(Set problem)
Filter the data for lines with the word "madeira", then copy every line so identified.

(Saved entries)
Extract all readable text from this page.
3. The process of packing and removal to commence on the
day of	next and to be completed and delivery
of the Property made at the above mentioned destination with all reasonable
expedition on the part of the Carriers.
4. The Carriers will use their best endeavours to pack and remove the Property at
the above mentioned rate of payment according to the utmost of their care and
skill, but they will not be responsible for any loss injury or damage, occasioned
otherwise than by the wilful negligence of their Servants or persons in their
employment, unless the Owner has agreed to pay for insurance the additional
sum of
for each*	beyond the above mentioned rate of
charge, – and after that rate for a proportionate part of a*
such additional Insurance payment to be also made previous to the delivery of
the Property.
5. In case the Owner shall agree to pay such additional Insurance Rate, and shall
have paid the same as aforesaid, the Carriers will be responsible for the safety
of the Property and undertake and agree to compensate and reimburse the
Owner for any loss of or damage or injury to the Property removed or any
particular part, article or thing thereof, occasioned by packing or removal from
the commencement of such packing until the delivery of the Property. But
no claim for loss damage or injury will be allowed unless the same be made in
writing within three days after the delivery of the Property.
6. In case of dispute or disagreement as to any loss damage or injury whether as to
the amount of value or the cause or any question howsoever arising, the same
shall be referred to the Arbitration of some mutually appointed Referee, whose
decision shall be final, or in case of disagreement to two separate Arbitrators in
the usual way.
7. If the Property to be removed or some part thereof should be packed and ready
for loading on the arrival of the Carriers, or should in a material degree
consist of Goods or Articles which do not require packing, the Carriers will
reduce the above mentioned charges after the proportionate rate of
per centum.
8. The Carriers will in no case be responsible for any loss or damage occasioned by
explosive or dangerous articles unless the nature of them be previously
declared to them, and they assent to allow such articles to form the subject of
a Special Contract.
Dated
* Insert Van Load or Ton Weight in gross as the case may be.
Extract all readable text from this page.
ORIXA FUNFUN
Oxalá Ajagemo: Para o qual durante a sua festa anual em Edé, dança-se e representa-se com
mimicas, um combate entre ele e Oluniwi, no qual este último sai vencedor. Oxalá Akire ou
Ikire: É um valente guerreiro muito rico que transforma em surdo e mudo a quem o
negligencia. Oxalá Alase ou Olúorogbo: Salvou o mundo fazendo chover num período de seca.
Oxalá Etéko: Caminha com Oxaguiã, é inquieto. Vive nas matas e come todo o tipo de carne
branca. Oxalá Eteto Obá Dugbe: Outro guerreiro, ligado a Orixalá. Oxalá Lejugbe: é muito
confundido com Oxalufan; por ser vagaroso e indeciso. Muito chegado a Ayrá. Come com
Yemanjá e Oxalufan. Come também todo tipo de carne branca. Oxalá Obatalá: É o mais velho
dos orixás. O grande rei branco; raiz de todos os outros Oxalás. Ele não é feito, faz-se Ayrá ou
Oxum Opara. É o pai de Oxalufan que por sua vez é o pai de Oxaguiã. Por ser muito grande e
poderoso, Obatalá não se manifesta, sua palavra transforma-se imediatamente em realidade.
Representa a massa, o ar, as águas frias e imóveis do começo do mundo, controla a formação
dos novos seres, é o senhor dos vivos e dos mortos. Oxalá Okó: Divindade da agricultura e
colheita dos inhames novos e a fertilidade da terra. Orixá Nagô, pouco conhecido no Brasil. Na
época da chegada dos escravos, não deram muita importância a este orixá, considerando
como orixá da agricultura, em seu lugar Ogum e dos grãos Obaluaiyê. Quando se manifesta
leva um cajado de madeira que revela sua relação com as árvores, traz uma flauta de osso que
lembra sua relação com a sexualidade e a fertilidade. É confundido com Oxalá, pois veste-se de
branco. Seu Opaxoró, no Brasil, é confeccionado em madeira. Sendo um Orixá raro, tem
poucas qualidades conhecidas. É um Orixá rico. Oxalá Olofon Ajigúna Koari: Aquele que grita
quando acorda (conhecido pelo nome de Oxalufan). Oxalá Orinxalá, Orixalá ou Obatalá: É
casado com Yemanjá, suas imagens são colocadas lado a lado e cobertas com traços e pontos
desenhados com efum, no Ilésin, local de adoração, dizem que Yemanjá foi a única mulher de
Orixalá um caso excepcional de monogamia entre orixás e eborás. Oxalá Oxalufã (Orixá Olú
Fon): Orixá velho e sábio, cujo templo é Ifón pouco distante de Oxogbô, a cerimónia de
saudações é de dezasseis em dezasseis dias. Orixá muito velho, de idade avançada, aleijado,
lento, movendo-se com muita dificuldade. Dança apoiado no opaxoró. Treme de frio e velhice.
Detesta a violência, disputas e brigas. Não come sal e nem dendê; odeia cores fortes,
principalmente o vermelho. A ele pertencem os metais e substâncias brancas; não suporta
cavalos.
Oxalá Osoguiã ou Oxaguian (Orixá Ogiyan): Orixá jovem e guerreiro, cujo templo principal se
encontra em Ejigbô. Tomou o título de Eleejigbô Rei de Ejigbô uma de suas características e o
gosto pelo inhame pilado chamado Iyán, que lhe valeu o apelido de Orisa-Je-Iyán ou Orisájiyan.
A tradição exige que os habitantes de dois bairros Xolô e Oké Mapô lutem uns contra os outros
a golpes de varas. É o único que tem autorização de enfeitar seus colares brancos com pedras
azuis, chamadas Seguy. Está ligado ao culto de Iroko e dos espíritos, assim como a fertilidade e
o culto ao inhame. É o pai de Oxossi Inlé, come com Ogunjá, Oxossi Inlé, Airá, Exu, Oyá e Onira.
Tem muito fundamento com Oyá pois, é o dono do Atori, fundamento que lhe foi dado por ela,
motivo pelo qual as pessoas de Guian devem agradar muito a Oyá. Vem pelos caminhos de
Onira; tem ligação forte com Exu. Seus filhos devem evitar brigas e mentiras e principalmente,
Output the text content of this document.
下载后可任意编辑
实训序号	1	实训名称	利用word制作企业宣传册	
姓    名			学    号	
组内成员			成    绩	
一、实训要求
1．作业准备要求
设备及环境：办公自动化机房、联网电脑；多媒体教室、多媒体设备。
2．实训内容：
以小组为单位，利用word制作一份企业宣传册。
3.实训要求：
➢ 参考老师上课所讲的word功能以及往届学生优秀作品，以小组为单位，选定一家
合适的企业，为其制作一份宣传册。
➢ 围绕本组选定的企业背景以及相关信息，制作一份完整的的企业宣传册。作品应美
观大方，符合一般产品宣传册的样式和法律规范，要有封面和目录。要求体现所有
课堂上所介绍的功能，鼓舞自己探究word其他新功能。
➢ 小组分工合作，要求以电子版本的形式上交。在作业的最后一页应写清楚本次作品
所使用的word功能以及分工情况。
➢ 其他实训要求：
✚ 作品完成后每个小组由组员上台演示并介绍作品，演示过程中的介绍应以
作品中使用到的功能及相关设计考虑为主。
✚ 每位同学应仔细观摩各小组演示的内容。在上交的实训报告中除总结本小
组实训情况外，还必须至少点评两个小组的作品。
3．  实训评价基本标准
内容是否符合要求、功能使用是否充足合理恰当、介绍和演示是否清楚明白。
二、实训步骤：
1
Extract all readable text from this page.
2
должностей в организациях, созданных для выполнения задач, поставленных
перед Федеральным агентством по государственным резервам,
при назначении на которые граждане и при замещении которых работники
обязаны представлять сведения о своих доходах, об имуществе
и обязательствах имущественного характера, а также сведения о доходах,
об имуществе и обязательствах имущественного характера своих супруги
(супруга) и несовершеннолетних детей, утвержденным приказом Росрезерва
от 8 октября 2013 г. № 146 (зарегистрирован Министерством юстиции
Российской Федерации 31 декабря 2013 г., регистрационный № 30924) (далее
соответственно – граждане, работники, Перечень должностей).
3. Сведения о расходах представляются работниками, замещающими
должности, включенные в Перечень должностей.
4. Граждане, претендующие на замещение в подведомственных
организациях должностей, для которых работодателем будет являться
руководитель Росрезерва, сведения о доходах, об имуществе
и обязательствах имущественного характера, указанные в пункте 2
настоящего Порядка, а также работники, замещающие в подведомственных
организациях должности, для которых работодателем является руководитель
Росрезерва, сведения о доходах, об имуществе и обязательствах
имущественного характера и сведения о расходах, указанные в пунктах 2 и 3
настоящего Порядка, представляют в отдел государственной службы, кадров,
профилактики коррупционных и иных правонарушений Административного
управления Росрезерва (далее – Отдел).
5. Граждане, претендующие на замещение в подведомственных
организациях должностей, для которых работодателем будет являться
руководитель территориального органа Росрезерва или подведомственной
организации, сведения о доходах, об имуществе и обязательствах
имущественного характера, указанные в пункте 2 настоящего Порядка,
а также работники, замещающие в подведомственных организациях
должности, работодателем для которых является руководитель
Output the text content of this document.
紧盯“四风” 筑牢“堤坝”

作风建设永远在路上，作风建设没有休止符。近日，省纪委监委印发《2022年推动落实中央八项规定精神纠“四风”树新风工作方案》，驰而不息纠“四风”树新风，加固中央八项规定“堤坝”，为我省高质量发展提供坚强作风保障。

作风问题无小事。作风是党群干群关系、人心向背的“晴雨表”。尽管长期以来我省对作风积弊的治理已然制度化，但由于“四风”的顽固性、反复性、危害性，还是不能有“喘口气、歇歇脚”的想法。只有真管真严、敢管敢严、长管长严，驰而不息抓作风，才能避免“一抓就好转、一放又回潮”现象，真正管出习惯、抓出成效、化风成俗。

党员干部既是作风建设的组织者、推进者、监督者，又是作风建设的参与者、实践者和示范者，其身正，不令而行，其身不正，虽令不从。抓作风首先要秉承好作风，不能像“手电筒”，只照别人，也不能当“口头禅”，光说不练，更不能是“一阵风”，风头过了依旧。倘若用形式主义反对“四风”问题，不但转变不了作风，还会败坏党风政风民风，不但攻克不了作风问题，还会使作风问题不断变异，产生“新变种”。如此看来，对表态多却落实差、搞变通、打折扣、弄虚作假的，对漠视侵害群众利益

(Output)
leva um cajado de madeira que revela sua relação com as árvores, traz uma flauta de osso que
branco. Seu Opaxoró, no Brasil, é confeccionado em madeira. Sendo um Orixá raro, tem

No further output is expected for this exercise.